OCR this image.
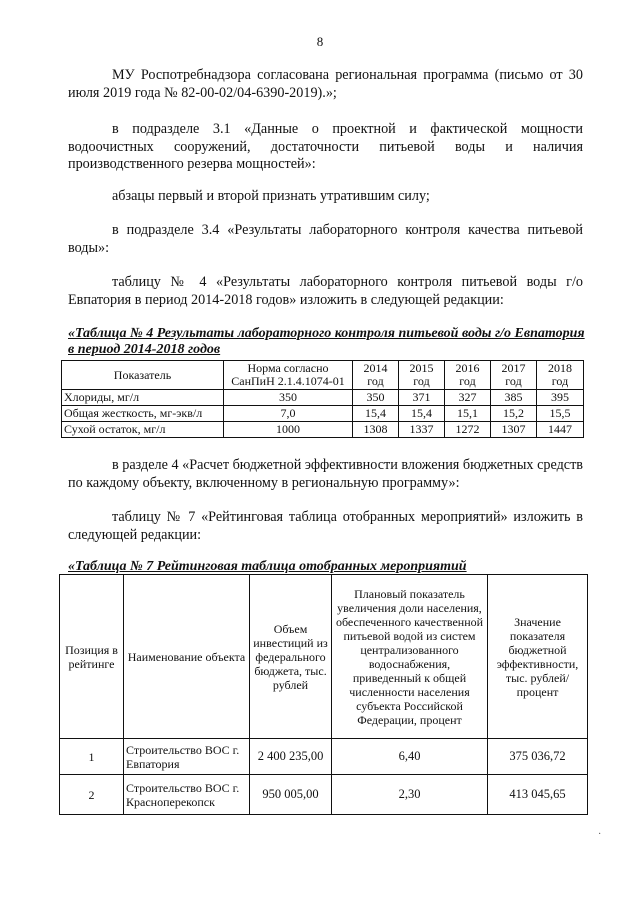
8

МУ Роспотребнадзора согласована региональная программа (письмо от 30 июля 2019 года № 82-00-02/04-6390-2019).»;

в подразделе 3.1 «Данные о проектной и фактической мощности водоочистных сооружений, достаточности питьевой воды и наличия производственного резерва мощностей»:

абзацы первый и второй признать утратившим силу;

в подразделе 3.4 «Результаты лабораторного контроля качества питьевой воды»:

таблицу № 4 «Результаты лабораторного контроля питьевой воды г/о Евпатория в период 2014-2018 годов» изложить в следующей редакции:

«Таблица № 4 Результаты лабораторного контроля питьевой воды г/о Евпатория в период 2014-2018 годов
Показатель	Норма согласно СанПиН 2.1.4.1074-01	2014 год	2015 год	2016 год	2017 год	2018 год
Хлориды, мг/л	350	350	371	327	385	395
Общая жесткость, мг-экв/л	7,0	15,4	15,4	15,1	15,2	15,5
Сухой остаток, мг/л	1000	1308	1337	1272	1307	1447

в разделе 4 «Расчет бюджетной эффективности вложения бюджетных средств по каждому объекту, включенному в региональную программу»:

таблицу № 7 «Рейтинговая таблица отобранных мероприятий» изложить в следующей редакции:

«Таблица № 7 Рейтинговая таблица отобранных мероприятий
Позиция в рейтинге	Наименование объекта	Объем инвестиций из федерального бюджета, тыс. рублей	Плановый показатель увеличения доли населения, обеспеченного качественной питьевой водой из систем централизованного водоснабжения, приведенный к общей численности населения субъекта Российской Федерации, процент	Значение показателя бюджетной эффективности, тыс. рублей/ процент
1	Строительство ВОС г. Евпатория	2 400 235,00	6,40	375 036,72
2	Строительство ВОС г. Красноперекопск	950 005,00	2,30	413 045,65
·
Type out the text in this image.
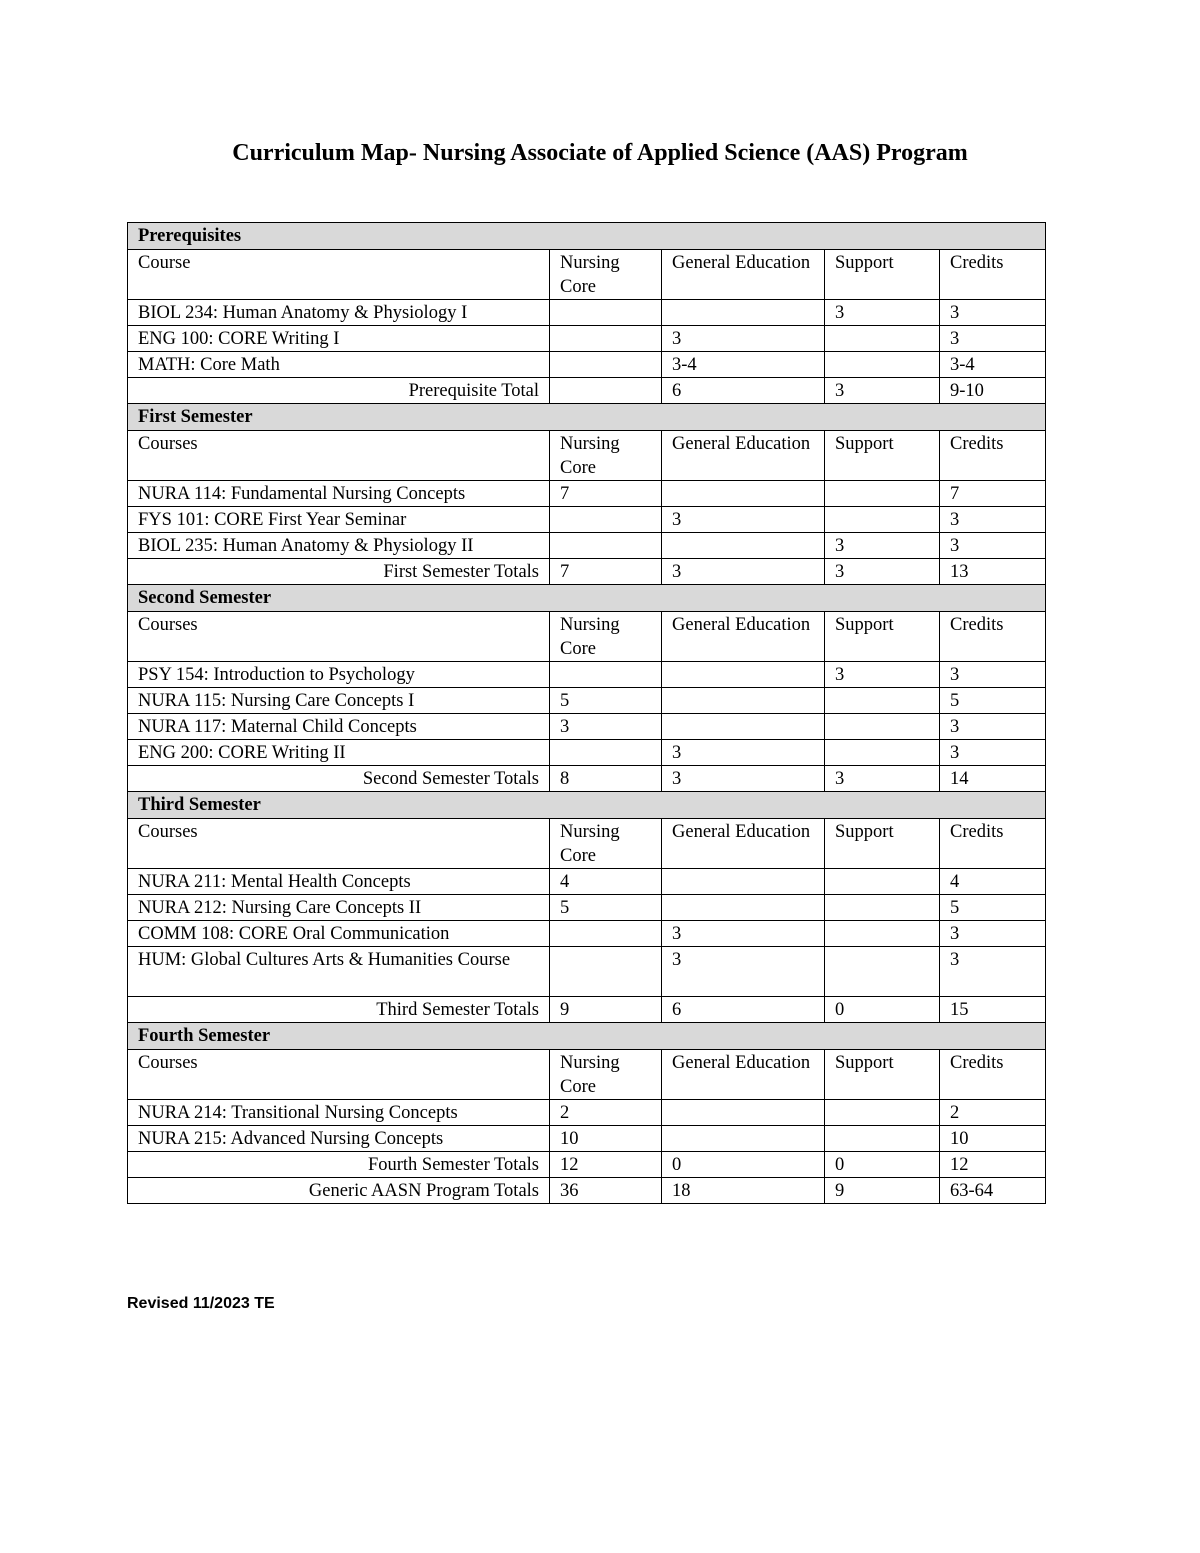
Curriculum Map- Nursing Associate of Applied Science (AAS) Program
Prerequisites				
Course	Nursing Core	General Education	Support	Credits
BIOL 234: Human Anatomy & Physiology I			3	3
ENG 100: CORE Writing I		3		3
MATH: Core Math		3-4		3-4
Prerequisite Total		6	3	9-10
First Semester				
Courses	Nursing Core	General Education	Support	Credits
NURA 114: Fundamental Nursing Concepts	7			7
FYS 101: CORE First Year Seminar		3		3
BIOL 235: Human Anatomy & Physiology II			3	3
First Semester Totals	7	3	3	13
Second Semester				
Courses	Nursing Core	General Education	Support	Credits
PSY 154: Introduction to Psychology			3	3
NURA 115: Nursing Care Concepts I	5			5
NURA 117: Maternal Child Concepts	3			3
ENG 200: CORE Writing II		3		3
Second Semester Totals	8	3	3	14
Third Semester				
Courses	Nursing Core	General Education	Support	Credits
NURA 211: Mental Health Concepts	4			4
NURA 212: Nursing Care Concepts II	5			5
COMM 108: CORE Oral Communication		3		3
HUM: Global Cultures Arts & Humanities Course		3		3
Third Semester Totals	9	6	0	15
Fourth Semester				
Courses	Nursing Core	General Education	Support	Credits
NURA 214: Transitional Nursing Concepts	2			2
NURA 215: Advanced Nursing Concepts	10			10
Fourth Semester Totals	12	0	0	12
Generic AASN Program Totals	36	18	9	63-64
Revised 11/2023 TE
————————
*Directive*. The data above should be repeated exactly, minus any pictures.

*Answer to this exercise*.
OCR this image.
8

МУ Роспотребнадзора согласована региональная программа (письмо от 30 июля 2019 года № 82-00-02/04-6390-2019).»;

в подразделе 3.1 «Данные о проектной и фактической мощности водоочистных сооружений, достаточности питьевой воды и наличия производственного резерва мощностей»:

абзацы первый и второй признать утратившим силу;

в подразделе 3.4 «Результаты лабораторного контроля качества питьевой воды»:

таблицу № 4 «Результаты лабораторного контроля питьевой воды г/о Евпатория в период 2014-2018 годов» изложить в следующей редакции:

«Таблица № 4 Результаты лабораторного контроля питьевой воды г/о Евпатория в период 2014-2018 годов
Показатель	Норма согласно СанПиН 2.1.4.1074-01	2014 год	2015 год	2016 год	2017 год	2018 год
Хлориды, мг/л	350	350	371	327	385	395
Общая жесткость, мг-экв/л	7,0	15,4	15,4	15,1	15,2	15,5
Сухой остаток, мг/л	1000	1308	1337	1272	1307	1447

в разделе 4 «Расчет бюджетной эффективности вложения бюджетных средств по каждому объекту, включенному в региональную программу»:

таблицу № 7 «Рейтинговая таблица отобранных мероприятий» изложить в следующей редакции:

«Таблица № 7 Рейтинговая таблица отобранных мероприятий
Позиция в рейтинге	Наименование объекта	Объем инвестиций из федерального бюджета, тыс. рублей	Плановый показатель увеличения доли населения, обеспеченного качественной питьевой водой из систем централизованного водоснабжения, приведенный к общей численности населения субъекта Российской Федерации, процент	Значение показателя бюджетной эффективности, тыс. рублей/ процент
1	Строительство ВОС г. Евпатория	2 400 235,00	6,40	375 036,72
2	Строительство ВОС г. Красноперекопск	950 005,00	2,30	413 045,65
·
Type out the text in this image.
Curriculum Map- Nursing Associate of Applied Science (AAS) Program
Prerequisites				
Course	Nursing Core	General Education	Support	Credits
BIOL 234: Human Anatomy & Physiology I			3	3
ENG 100: CORE Writing I		3		3
MATH: Core Math		3-4		3-4
Prerequisite Total		6	3	9-10
First Semester				
Courses	Nursing Core	General Education	Support	Credits
NURA 114: Fundamental Nursing Concepts	7			7
FYS 101: CORE First Year Seminar		3		3
BIOL 235: Human Anatomy & Physiology II			3	3
First Semester Totals	7	3	3	13
Second Semester				
Courses	Nursing Core	General Education	Support	Credits
PSY 154: Introduction to Psychology			3	3
NURA 115: Nursing Care Concepts I	5			5
NURA 117: Maternal Child Concepts	3			3
ENG 200: CORE Writing II		3		3
Second Semester Totals	8	3	3	14
Third Semester				
Courses	Nursing Core	General Education	Support	Credits
NURA 211: Mental Health Concepts	4			4
NURA 212: Nursing Care Concepts II	5			5
COMM 108: CORE Oral Communication		3		3
HUM: Global Cultures Arts & Humanities Course		3		3
Third Semester Totals	9	6	0	15
Fourth Semester				
Courses	Nursing Core	General Education	Support	Credits
NURA 214: Transitional Nursing Concepts	2			2
NURA 215: Advanced Nursing Concepts	10			10
Fourth Semester Totals	12	0	0	12
Generic AASN Program Totals	36	18	9	63-64
Revised 11/2023 TE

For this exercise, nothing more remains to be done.